[WHAT THE EXERCISE ASKS]
What follows is a set of records; restate each one word for word and drop the pictures.

[EXERCISE MATERIALS]
▼
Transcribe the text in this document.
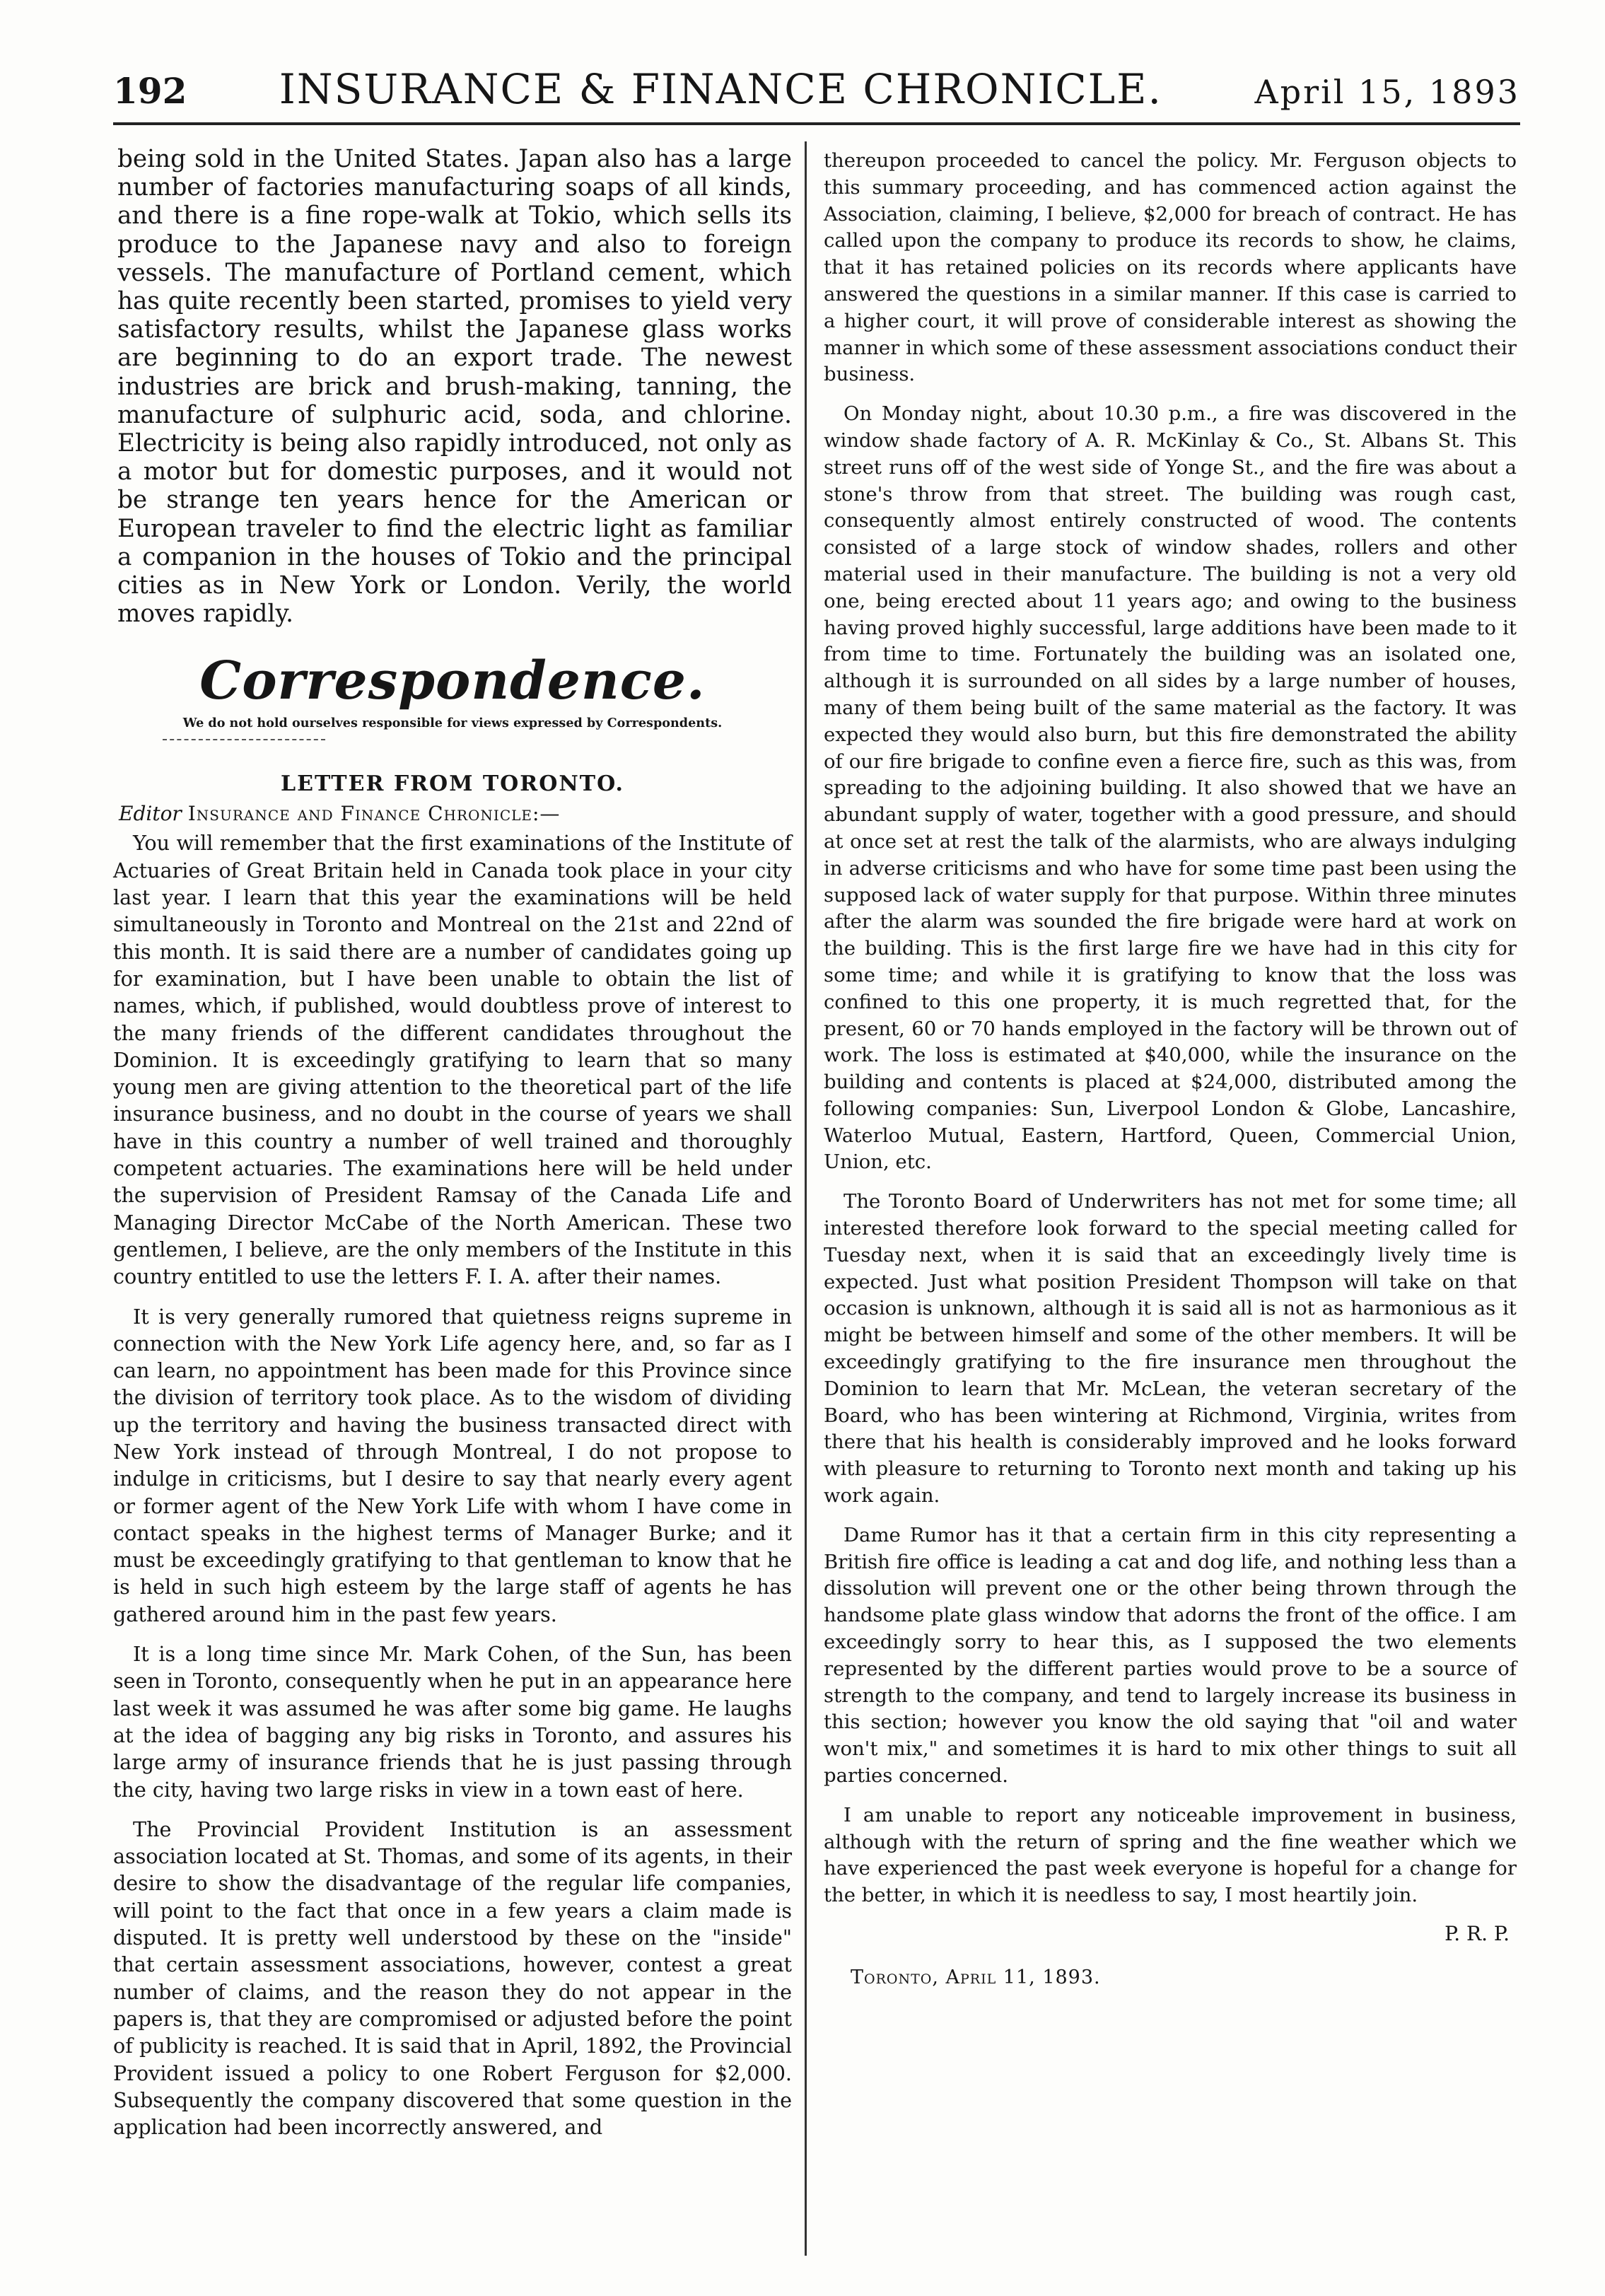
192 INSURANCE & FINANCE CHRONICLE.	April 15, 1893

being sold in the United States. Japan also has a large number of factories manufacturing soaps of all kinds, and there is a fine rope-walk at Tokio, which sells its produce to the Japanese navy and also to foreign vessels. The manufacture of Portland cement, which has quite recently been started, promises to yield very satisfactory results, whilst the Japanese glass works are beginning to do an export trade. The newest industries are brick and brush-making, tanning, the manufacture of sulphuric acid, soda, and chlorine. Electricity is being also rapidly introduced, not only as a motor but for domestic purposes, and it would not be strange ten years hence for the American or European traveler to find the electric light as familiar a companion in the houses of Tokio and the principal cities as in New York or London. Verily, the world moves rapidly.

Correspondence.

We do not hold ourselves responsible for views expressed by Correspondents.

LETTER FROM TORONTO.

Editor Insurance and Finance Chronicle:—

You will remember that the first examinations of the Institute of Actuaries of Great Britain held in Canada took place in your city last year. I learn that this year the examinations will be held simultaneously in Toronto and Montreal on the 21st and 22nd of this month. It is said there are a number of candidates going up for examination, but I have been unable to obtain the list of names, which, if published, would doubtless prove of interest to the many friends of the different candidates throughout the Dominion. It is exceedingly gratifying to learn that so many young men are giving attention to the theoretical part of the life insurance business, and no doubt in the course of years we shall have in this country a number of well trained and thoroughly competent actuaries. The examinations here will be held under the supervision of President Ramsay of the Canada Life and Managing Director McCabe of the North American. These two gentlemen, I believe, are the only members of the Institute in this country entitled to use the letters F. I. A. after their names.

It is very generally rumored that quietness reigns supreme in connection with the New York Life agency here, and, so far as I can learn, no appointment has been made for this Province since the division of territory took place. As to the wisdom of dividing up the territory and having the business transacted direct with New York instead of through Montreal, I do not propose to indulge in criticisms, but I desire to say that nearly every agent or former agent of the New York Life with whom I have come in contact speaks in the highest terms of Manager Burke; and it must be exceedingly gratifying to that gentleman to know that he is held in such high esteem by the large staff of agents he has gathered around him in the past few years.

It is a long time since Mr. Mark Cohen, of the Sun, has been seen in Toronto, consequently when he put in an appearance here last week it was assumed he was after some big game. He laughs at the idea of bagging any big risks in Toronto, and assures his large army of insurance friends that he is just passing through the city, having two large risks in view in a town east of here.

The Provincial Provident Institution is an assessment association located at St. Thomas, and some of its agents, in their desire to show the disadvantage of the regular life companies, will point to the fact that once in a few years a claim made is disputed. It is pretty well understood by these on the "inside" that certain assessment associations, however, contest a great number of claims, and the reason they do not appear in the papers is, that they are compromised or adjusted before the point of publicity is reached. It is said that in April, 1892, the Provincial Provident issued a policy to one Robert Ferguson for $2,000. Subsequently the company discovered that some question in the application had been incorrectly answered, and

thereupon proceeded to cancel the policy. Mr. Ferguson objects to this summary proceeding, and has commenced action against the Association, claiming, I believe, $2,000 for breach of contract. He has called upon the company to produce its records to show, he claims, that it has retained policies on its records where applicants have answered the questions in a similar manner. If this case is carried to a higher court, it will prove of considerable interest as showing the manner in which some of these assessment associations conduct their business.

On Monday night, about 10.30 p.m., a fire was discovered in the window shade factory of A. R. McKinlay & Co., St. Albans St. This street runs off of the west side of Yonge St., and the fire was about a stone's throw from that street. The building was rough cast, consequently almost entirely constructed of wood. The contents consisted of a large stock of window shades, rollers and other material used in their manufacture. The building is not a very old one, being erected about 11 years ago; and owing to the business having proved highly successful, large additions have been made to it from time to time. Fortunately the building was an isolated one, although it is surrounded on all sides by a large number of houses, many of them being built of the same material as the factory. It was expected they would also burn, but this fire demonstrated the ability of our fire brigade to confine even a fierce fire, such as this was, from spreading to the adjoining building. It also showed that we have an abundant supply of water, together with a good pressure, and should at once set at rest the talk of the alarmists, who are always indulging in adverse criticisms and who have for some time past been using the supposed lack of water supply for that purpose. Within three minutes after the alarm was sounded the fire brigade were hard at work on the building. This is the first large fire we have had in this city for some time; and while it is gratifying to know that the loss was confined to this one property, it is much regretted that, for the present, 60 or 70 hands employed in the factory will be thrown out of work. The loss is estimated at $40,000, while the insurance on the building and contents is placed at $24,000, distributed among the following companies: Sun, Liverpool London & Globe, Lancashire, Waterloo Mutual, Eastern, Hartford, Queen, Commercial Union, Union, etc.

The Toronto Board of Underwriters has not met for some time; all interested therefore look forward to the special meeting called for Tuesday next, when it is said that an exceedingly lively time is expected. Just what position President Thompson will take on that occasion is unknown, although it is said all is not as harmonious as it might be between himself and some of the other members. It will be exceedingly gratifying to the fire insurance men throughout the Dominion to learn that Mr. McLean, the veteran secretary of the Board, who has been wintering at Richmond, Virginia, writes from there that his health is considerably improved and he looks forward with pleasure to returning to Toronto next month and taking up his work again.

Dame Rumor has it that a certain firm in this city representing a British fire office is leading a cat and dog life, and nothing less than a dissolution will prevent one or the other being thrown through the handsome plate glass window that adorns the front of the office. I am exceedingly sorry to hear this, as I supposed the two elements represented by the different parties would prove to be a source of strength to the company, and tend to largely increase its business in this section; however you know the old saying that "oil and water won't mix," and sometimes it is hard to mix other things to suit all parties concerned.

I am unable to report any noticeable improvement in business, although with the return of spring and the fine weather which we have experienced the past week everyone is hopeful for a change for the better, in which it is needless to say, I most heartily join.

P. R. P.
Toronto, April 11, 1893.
▲
[TASK OUTPUT]
Transcribe the text in this document.
192 INSURANCE & FINANCE CHRONICLE.	April 15, 1893

being sold in the United States. Japan also has a large number of factories manufacturing soaps of all kinds, and there is a fine rope-walk at Tokio, which sells its produce to the Japanese navy and also to foreign vessels. The manufacture of Portland cement, which has quite recently been started, promises to yield very satisfactory results, whilst the Japanese glass works are beginning to do an export trade. The newest industries are brick and brush-making, tanning, the manufacture of sulphuric acid, soda, and chlorine. Electricity is being also rapidly introduced, not only as a motor but for domestic purposes, and it would not be strange ten years hence for the American or European traveler to find the electric light as familiar a companion in the houses of Tokio and the principal cities as in New York or London. Verily, the world moves rapidly.

Correspondence.

We do not hold ourselves responsible for views expressed by Correspondents.

LETTER FROM TORONTO.

Editor Insurance and Finance Chronicle:—

You will remember that the first examinations of the Institute of Actuaries of Great Britain held in Canada took place in your city last year. I learn that this year the examinations will be held simultaneously in Toronto and Montreal on the 21st and 22nd of this month. It is said there are a number of candidates going up for examination, but I have been unable to obtain the list of names, which, if published, would doubtless prove of interest to the many friends of the different candidates throughout the Dominion. It is exceedingly gratifying to learn that so many young men are giving attention to the theoretical part of the life insurance business, and no doubt in the course of years we shall have in this country a number of well trained and thoroughly competent actuaries. The examinations here will be held under the supervision of President Ramsay of the Canada Life and Managing Director McCabe of the North American. These two gentlemen, I believe, are the only members of the Institute in this country entitled to use the letters F. I. A. after their names.

It is very generally rumored that quietness reigns supreme in connection with the New York Life agency here, and, so far as I can learn, no appointment has been made for this Province since the division of territory took place. As to the wisdom of dividing up the territory and having the business transacted direct with New York instead of through Montreal, I do not propose to indulge in criticisms, but I desire to say that nearly every agent or former agent of the New York Life with whom I have come in contact speaks in the highest terms of Manager Burke; and it must be exceedingly gratifying to that gentleman to know that he is held in such high esteem by the large staff of agents he has gathered around him in the past few years.

It is a long time since Mr. Mark Cohen, of the Sun, has been seen in Toronto, consequently when he put in an appearance here last week it was assumed he was after some big game. He laughs at the idea of bagging any big risks in Toronto, and assures his large army of insurance friends that he is just passing through the city, having two large risks in view in a town east of here.

The Provincial Provident Institution is an assessment association located at St. Thomas, and some of its agents, in their desire to show the disadvantage of the regular life companies, will point to the fact that once in a few years a claim made is disputed. It is pretty well understood by these on the "inside" that certain assessment associations, however, contest a great number of claims, and the reason they do not appear in the papers is, that they are compromised or adjusted before the point of publicity is reached. It is said that in April, 1892, the Provincial Provident issued a policy to one Robert Ferguson for $2,000. Subsequently the company discovered that some question in the application had been incorrectly answered, and

thereupon proceeded to cancel the policy. Mr. Ferguson objects to this summary proceeding, and has commenced action against the Association, claiming, I believe, $2,000 for breach of contract. He has called upon the company to produce its records to show, he claims, that it has retained policies on its records where applicants have answered the questions in a similar manner. If this case is carried to a higher court, it will prove of considerable interest as showing the manner in which some of these assessment associations conduct their business.

On Monday night, about 10.30 p.m., a fire was discovered in the window shade factory of A. R. McKinlay & Co., St. Albans St. This street runs off of the west side of Yonge St., and the fire was about a stone's throw from that street. The building was rough cast, consequently almost entirely constructed of wood. The contents consisted of a large stock of window shades, rollers and other material used in their manufacture. The building is not a very old one, being erected about 11 years ago; and owing to the business having proved highly successful, large additions have been made to it from time to time. Fortunately the building was an isolated one, although it is surrounded on all sides by a large number of houses, many of them being built of the same material as the factory. It was expected they would also burn, but this fire demonstrated the ability of our fire brigade to confine even a fierce fire, such as this was, from spreading to the adjoining building. It also showed that we have an abundant supply of water, together with a good pressure, and should at once set at rest the talk of the alarmists, who are always indulging in adverse criticisms and who have for some time past been using the supposed lack of water supply for that purpose. Within three minutes after the alarm was sounded the fire brigade were hard at work on the building. This is the first large fire we have had in this city for some time; and while it is gratifying to know that the loss was confined to this one property, it is much regretted that, for the present, 60 or 70 hands employed in the factory will be thrown out of work. The loss is estimated at $40,000, while the insurance on the building and contents is placed at $24,000, distributed among the following companies: Sun, Liverpool London & Globe, Lancashire, Waterloo Mutual, Eastern, Hartford, Queen, Commercial Union, Union, etc.

The Toronto Board of Underwriters has not met for some time; all interested therefore look forward to the special meeting called for Tuesday next, when it is said that an exceedingly lively time is expected. Just what position President Thompson will take on that occasion is unknown, although it is said all is not as harmonious as it might be between himself and some of the other members. It will be exceedingly gratifying to the fire insurance men throughout the Dominion to learn that Mr. McLean, the veteran secretary of the Board, who has been wintering at Richmond, Virginia, writes from there that his health is considerably improved and he looks forward with pleasure to returning to Toronto next month and taking up his work again.

Dame Rumor has it that a certain firm in this city representing a British fire office is leading a cat and dog life, and nothing less than a dissolution will prevent one or the other being thrown through the handsome plate glass window that adorns the front of the office. I am exceedingly sorry to hear this, as I supposed the two elements represented by the different parties would prove to be a source of strength to the company, and tend to largely increase its business in this section; however you know the old saying that "oil and water won't mix," and sometimes it is hard to mix other things to suit all parties concerned.

I am unable to report any noticeable improvement in business, although with the return of spring and the fine weather which we have experienced the past week everyone is hopeful for a change for the better, in which it is needless to say, I most heartily join.

P. R. P.
Toronto, April 11, 1893.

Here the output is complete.